### STATED EXERCISE
Return exactly the lines from the one containing "What's the underlying" through the last line of the records below, both included, and leave out any pictures.

(Data records)
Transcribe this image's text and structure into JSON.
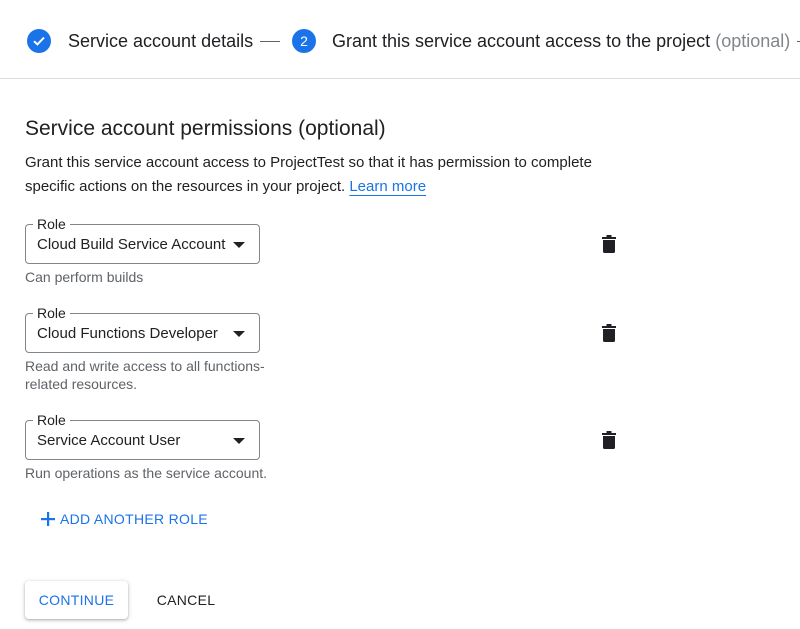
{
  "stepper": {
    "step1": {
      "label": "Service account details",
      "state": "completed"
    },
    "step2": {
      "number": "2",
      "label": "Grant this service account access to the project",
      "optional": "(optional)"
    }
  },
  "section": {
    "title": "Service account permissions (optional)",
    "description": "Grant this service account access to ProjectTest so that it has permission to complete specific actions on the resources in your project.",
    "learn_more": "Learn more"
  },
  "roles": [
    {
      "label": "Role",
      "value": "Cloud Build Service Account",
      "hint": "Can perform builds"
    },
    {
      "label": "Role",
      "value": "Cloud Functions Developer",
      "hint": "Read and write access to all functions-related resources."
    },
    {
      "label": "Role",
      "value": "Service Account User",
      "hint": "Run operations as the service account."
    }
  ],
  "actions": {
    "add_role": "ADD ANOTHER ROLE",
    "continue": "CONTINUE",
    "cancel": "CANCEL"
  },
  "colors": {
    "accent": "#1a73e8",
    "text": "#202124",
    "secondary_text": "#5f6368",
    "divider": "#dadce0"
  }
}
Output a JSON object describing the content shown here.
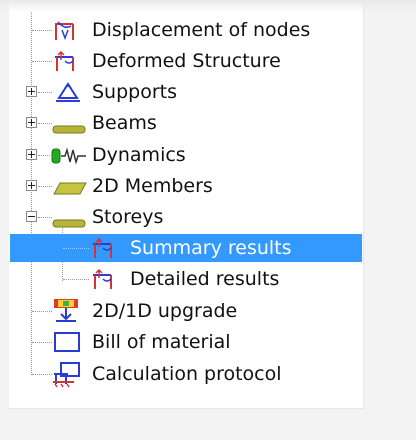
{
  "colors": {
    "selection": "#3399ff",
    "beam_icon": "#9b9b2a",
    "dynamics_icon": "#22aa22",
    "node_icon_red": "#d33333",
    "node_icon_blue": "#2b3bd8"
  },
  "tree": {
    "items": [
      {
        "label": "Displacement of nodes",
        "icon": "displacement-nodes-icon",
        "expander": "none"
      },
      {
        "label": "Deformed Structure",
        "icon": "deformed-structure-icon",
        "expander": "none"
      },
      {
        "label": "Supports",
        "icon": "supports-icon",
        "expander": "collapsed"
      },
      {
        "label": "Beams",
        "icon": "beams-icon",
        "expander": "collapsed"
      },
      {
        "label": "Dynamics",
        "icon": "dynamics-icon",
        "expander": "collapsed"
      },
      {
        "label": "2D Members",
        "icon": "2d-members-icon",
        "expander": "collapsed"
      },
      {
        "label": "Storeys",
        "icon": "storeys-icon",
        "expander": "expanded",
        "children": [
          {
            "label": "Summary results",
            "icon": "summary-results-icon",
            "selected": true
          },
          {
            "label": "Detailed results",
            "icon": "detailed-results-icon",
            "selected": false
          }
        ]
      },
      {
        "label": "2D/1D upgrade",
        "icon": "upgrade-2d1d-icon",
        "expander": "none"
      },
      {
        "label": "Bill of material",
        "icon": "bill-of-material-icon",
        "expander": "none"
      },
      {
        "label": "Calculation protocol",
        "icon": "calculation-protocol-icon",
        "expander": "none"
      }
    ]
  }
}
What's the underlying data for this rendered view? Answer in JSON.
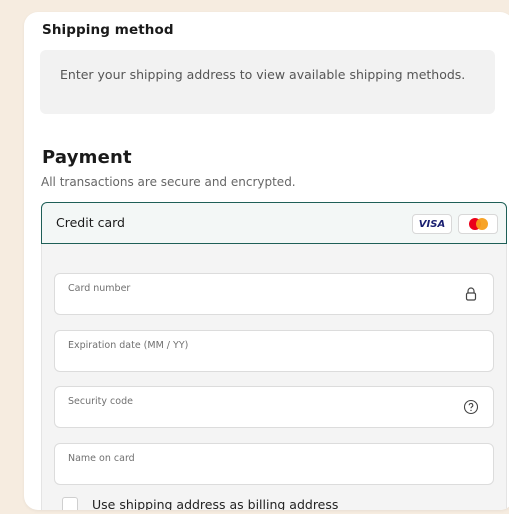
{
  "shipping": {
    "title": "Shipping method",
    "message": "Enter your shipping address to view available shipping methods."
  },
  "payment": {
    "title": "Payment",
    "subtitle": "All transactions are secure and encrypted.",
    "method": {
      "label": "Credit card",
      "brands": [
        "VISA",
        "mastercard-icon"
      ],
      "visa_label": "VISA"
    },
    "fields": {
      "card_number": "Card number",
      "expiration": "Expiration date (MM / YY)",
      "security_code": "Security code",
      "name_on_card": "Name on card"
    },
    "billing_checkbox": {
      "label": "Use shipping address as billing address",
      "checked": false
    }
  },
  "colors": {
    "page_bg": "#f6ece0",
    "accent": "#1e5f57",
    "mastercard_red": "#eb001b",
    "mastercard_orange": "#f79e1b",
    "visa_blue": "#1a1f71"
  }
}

### ANSWER FOR THE TASK
What's the underlying data for this rendered view? Answer in JSON.
{
  "shipping": {
    "title": "Shipping method",
    "message": "Enter your shipping address to view available shipping methods."
  },
  "payment": {
    "title": "Payment",
    "subtitle": "All transactions are secure and encrypted.",
    "method": {
      "label": "Credit card",
      "brands": [
        "VISA",
        "mastercard-icon"
      ],
      "visa_label": "VISA"
    },
    "fields": {
      "card_number": "Card number",
      "expiration": "Expiration date (MM / YY)",
      "security_code": "Security code",
      "name_on_card": "Name on card"
    },
    "billing_checkbox": {
      "label": "Use shipping address as billing address",
      "checked": false
    }
  },
  "colors": {
    "page_bg": "#f6ece0",
    "accent": "#1e5f57",
    "mastercard_red": "#eb001b",
    "mastercard_orange": "#f79e1b",
    "visa_blue": "#1a1f71"
  }
}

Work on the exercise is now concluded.